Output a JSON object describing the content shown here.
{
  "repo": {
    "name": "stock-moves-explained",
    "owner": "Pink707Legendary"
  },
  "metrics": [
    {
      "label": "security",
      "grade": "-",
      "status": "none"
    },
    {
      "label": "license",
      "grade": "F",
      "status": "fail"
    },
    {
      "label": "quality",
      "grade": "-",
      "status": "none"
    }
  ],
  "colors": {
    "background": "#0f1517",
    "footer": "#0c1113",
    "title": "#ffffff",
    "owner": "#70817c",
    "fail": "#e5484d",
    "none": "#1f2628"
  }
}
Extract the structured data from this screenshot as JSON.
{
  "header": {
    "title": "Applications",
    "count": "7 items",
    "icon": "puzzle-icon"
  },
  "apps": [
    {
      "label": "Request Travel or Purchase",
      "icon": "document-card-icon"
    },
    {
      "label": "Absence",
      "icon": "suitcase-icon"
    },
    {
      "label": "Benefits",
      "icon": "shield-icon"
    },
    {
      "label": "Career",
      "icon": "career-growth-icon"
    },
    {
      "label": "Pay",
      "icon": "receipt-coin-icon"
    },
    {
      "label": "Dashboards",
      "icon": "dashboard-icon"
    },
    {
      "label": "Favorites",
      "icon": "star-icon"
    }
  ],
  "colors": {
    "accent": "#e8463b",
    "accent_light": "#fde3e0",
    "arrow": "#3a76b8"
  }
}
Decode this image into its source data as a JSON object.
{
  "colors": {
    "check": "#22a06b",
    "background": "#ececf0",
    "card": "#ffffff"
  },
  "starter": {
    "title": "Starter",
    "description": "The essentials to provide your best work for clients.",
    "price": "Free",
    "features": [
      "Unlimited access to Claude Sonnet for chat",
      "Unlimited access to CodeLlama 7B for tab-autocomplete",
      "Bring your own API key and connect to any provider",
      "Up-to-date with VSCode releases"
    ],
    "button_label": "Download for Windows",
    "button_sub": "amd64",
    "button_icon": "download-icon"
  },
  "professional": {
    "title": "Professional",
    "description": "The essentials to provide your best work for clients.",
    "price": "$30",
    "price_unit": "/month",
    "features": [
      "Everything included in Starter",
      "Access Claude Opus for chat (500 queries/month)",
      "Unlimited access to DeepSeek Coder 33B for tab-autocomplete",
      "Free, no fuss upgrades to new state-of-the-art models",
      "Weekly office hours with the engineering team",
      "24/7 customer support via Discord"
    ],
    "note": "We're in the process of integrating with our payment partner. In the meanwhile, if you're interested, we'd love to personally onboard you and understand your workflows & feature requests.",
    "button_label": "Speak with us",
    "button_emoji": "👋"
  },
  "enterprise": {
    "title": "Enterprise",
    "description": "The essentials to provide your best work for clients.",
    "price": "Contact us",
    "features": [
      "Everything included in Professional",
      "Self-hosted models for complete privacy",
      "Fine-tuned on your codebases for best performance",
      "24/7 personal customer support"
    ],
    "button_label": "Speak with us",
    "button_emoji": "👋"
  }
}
==============================
▸ Problem to solve
All of the lines above must be returned exactly.

▸ Correct result
Output a JSON object describing the content shown here.
{
  "repo": {
    "name": "stock-moves-explained",
    "owner": "Pink707Legendary"
  },
  "metrics": [
    {
      "label": "security",
      "grade": "-",
      "status": "none"
    },
    {
      "label": "license",
      "grade": "F",
      "status": "fail"
    },
    {
      "label": "quality",
      "grade": "-",
      "status": "none"
    }
  ],
  "colors": {
    "background": "#0f1517",
    "footer": "#0c1113",
    "title": "#ffffff",
    "owner": "#70817c",
    "fail": "#e5484d",
    "none": "#1f2628"
  }
}
Extract the structured data from this screenshot as JSON.
{
  "header": {
    "title": "Applications",
    "count": "7 items",
    "icon": "puzzle-icon"
  },
  "apps": [
    {
      "label": "Request Travel or Purchase",
      "icon": "document-card-icon"
    },
    {
      "label": "Absence",
      "icon": "suitcase-icon"
    },
    {
      "label": "Benefits",
      "icon": "shield-icon"
    },
    {
      "label": "Career",
      "icon": "career-growth-icon"
    },
    {
      "label": "Pay",
      "icon": "receipt-coin-icon"
    },
    {
      "label": "Dashboards",
      "icon": "dashboard-icon"
    },
    {
      "label": "Favorites",
      "icon": "star-icon"
    }
  ],
  "colors": {
    "accent": "#e8463b",
    "accent_light": "#fde3e0",
    "arrow": "#3a76b8"
  }
}
Decode this image into its source data as a JSON object.
{
  "colors": {
    "check": "#22a06b",
    "background": "#ececf0",
    "card": "#ffffff"
  },
  "starter": {
    "title": "Starter",
    "description": "The essentials to provide your best work for clients.",
    "price": "Free",
    "features": [
      "Unlimited access to Claude Sonnet for chat",
      "Unlimited access to CodeLlama 7B for tab-autocomplete",
      "Bring your own API key and connect to any provider",
      "Up-to-date with VSCode releases"
    ],
    "button_label": "Download for Windows",
    "button_sub": "amd64",
    "button_icon": "download-icon"
  },
  "professional": {
    "title": "Professional",
    "description": "The essentials to provide your best work for clients.",
    "price": "$30",
    "price_unit": "/month",
    "features": [
      "Everything included in Starter",
      "Access Claude Opus for chat (500 queries/month)",
      "Unlimited access to DeepSeek Coder 33B for tab-autocomplete",
      "Free, no fuss upgrades to new state-of-the-art models",
      "Weekly office hours with the engineering team",
      "24/7 customer support via Discord"
    ],
    "note": "We're in the process of integrating with our payment partner. In the meanwhile, if you're interested, we'd love to personally onboard you and understand your workflows & feature requests.",
    "button_label": "Speak with us",
    "button_emoji": "👋"
  },
  "enterprise": {
    "title": "Enterprise",
    "description": "The essentials to provide your best work for clients.",
    "price": "Contact us",
    "features": [
      "Everything included in Professional",
      "Self-hosted models for complete privacy",
      "Fine-tuned on your codebases for best performance",
      "24/7 personal customer support"
    ],
    "button_label": "Speak with us",
    "button_emoji": "👋"
  }
}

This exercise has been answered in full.